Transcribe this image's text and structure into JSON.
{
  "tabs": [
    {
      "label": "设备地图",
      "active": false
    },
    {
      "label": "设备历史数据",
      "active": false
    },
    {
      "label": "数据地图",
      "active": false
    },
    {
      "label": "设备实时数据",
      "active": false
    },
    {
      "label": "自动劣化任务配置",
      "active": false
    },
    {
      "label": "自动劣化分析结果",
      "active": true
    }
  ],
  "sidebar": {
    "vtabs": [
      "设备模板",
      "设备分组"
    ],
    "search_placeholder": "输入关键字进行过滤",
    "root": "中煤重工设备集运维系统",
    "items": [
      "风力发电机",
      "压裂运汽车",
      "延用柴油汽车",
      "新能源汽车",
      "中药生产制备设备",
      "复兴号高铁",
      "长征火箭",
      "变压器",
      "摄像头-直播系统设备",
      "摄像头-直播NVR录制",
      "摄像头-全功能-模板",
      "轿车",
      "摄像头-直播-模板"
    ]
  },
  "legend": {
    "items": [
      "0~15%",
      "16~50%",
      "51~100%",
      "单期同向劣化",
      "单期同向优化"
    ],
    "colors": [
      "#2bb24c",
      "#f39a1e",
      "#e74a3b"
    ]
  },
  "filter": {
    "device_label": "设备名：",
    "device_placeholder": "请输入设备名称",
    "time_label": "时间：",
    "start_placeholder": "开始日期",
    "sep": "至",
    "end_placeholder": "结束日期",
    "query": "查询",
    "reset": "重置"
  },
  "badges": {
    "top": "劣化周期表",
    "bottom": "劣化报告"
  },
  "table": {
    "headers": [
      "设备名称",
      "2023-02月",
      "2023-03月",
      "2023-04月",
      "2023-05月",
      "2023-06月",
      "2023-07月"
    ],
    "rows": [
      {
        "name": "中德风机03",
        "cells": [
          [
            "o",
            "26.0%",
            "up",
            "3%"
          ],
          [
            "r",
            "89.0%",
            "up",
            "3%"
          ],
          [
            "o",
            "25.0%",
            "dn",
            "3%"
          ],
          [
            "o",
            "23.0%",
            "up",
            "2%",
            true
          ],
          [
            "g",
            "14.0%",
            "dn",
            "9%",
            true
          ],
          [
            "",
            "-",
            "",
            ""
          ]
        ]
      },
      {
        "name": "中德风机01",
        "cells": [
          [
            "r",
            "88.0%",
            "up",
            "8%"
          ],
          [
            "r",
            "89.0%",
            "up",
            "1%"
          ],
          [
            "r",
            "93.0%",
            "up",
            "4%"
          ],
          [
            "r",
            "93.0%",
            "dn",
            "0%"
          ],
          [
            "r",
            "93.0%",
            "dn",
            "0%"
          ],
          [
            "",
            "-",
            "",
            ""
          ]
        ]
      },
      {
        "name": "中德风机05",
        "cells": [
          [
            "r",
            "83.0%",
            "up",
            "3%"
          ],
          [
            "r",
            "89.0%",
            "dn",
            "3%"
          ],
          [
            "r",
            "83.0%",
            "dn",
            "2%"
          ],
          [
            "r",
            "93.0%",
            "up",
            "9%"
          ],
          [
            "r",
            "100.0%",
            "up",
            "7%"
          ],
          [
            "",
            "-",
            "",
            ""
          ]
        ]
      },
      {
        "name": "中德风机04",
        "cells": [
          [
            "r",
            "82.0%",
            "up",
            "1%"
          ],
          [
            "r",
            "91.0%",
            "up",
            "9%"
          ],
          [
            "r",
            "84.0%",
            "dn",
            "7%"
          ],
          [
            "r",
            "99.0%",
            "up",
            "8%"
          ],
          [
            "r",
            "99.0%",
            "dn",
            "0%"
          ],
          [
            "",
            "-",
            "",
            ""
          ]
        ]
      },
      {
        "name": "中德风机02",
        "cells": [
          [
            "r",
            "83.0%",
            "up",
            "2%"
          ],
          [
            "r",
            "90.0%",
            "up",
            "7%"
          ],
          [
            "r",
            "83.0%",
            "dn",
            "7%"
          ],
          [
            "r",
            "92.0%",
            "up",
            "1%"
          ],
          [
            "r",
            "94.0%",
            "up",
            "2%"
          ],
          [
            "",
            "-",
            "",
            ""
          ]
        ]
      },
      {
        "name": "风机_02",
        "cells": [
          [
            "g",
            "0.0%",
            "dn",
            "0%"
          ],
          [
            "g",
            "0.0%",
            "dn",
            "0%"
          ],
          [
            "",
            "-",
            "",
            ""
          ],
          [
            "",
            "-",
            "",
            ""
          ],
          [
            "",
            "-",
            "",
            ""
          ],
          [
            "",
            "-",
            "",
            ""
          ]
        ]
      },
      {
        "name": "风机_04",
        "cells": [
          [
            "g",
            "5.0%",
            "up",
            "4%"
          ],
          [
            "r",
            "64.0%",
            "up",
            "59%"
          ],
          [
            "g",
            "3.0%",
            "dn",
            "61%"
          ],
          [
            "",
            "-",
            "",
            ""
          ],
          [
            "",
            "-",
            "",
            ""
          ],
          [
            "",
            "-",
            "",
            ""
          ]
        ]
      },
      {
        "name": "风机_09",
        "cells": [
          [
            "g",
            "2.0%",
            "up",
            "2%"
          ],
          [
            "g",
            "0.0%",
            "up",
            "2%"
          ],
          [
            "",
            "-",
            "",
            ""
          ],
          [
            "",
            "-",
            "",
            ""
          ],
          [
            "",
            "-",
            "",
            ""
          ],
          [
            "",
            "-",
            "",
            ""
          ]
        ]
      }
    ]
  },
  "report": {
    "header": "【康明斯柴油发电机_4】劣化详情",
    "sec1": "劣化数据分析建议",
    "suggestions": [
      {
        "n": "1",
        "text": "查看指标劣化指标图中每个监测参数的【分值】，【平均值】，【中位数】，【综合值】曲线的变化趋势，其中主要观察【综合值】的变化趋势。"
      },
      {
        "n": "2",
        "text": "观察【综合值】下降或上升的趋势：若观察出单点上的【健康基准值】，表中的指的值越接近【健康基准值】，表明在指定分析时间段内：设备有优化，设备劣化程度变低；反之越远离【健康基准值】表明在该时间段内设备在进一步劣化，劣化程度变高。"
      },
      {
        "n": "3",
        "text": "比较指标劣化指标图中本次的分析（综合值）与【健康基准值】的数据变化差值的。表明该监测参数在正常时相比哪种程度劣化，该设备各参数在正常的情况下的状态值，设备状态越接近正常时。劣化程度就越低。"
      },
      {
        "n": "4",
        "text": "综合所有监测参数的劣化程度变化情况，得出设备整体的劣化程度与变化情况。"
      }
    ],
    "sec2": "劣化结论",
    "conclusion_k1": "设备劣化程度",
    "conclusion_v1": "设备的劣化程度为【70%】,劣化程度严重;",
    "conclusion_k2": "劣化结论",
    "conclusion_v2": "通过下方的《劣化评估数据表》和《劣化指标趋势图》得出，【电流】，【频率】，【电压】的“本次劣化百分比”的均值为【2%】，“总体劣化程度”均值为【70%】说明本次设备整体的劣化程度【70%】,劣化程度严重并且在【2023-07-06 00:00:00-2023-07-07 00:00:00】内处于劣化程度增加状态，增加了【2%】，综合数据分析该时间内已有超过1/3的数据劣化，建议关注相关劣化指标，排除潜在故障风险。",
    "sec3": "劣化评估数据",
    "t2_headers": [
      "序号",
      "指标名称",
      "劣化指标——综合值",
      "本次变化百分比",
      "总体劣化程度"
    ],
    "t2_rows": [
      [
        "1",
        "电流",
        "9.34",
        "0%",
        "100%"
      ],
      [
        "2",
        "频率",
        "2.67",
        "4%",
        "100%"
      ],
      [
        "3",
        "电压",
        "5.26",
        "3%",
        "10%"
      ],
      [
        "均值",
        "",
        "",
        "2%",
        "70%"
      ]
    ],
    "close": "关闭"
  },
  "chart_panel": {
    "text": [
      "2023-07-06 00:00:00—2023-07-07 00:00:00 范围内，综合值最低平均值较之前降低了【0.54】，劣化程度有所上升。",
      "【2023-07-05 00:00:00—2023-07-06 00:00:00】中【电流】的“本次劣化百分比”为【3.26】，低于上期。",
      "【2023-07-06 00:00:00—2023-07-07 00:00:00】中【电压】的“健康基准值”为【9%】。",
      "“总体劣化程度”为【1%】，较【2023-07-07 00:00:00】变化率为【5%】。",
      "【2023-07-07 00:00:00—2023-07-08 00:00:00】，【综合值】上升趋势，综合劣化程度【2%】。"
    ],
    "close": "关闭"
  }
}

============

**Aim of the exercise:** Scan the material above and determine how many lines include the word "text"; report only the number.

**Task solution:** 6